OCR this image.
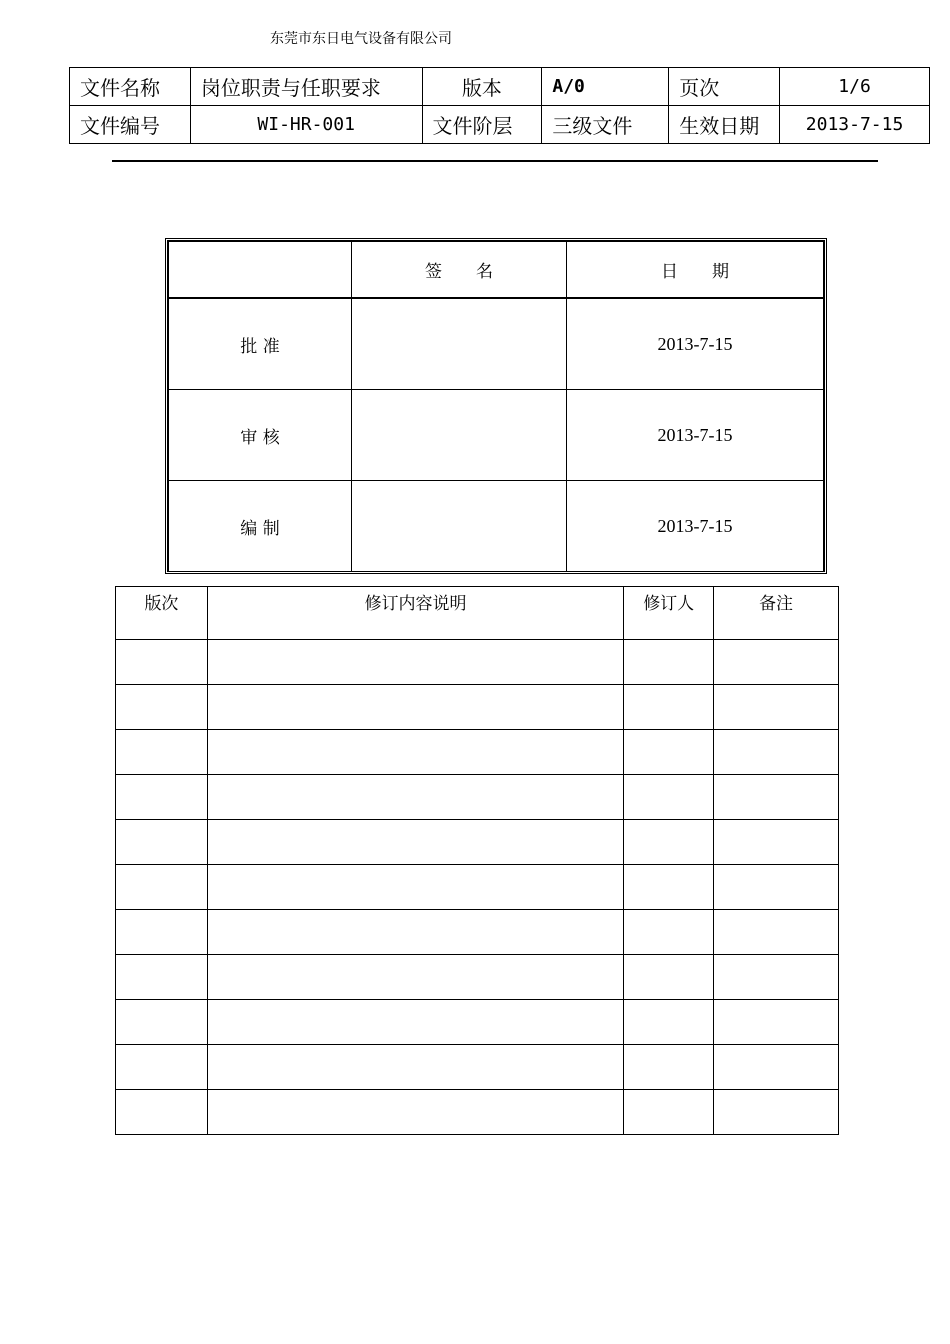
东莞市东日电气设备有限公司
文件名称	岗位职责与任职要求	版本	A/0	页次	1/6
文件编号	WI-HR-001	文件阶层	三级文件	生效日期	2013-7-15
	签　　名	日　　期
批 准		2013-7-15
审 核		2013-7-15
编 制		2013-7-15
版次	修订内容说明	修订人	备注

■ **WHAT IS EXPECTED**
Output the entries above exactly. Drop the pictures.

■ **RESPONSE TO THIS TASK**
OCR this image.
东莞市东日电气设备有限公司
文件名称	岗位职责与任职要求	版本	A/0	页次	1/6
文件编号	WI-HR-001	文件阶层	三级文件	生效日期	2013-7-15
	签　　名	日　　期
批 准		2013-7-15
审 核		2013-7-15
编 制		2013-7-15
版次	修订内容说明	修订人	备注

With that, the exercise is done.